> _EXERCISE_: In the copy, include every entry exactly but none of the pictures.

☆ ☆ ☆

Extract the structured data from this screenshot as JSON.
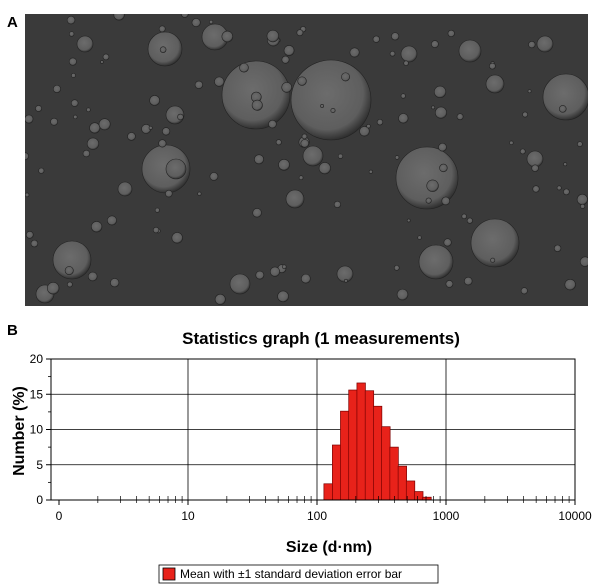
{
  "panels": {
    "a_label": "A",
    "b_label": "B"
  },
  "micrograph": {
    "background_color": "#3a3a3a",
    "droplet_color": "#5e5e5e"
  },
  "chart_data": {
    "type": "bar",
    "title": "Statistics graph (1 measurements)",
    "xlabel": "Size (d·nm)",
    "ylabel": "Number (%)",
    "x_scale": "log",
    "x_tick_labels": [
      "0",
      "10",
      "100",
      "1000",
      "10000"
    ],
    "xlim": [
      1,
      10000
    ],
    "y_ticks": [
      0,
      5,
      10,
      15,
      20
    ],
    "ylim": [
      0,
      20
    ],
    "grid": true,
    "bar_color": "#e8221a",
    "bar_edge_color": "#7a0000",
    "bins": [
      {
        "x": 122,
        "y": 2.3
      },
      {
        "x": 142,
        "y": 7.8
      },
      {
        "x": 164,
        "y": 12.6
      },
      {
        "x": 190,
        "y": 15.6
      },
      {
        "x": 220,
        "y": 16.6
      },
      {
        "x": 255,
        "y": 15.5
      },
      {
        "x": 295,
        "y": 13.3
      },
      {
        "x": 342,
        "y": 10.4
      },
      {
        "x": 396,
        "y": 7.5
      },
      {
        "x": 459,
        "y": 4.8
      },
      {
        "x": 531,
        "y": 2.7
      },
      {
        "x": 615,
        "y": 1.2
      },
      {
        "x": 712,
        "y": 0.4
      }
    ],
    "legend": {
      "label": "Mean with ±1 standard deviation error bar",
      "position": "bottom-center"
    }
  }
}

☆ ☆ ☆

> _ANSWER TO THE EXERCISE_:
Extract the structured data from this screenshot as JSON.
{
  "panels": {
    "a_label": "A",
    "b_label": "B"
  },
  "micrograph": {
    "background_color": "#3a3a3a",
    "droplet_color": "#5e5e5e"
  },
  "chart_data": {
    "type": "bar",
    "title": "Statistics graph (1 measurements)",
    "xlabel": "Size (d·nm)",
    "ylabel": "Number (%)",
    "x_scale": "log",
    "x_tick_labels": [
      "0",
      "10",
      "100",
      "1000",
      "10000"
    ],
    "xlim": [
      1,
      10000
    ],
    "y_ticks": [
      0,
      5,
      10,
      15,
      20
    ],
    "ylim": [
      0,
      20
    ],
    "grid": true,
    "bar_color": "#e8221a",
    "bar_edge_color": "#7a0000",
    "bins": [
      {
        "x": 122,
        "y": 2.3
      },
      {
        "x": 142,
        "y": 7.8
      },
      {
        "x": 164,
        "y": 12.6
      },
      {
        "x": 190,
        "y": 15.6
      },
      {
        "x": 220,
        "y": 16.6
      },
      {
        "x": 255,
        "y": 15.5
      },
      {
        "x": 295,
        "y": 13.3
      },
      {
        "x": 342,
        "y": 10.4
      },
      {
        "x": 396,
        "y": 7.5
      },
      {
        "x": 459,
        "y": 4.8
      },
      {
        "x": 531,
        "y": 2.7
      },
      {
        "x": 615,
        "y": 1.2
      },
      {
        "x": 712,
        "y": 0.4
      }
    ],
    "legend": {
      "label": "Mean with ±1 standard deviation error bar",
      "position": "bottom-center"
    }
  }
}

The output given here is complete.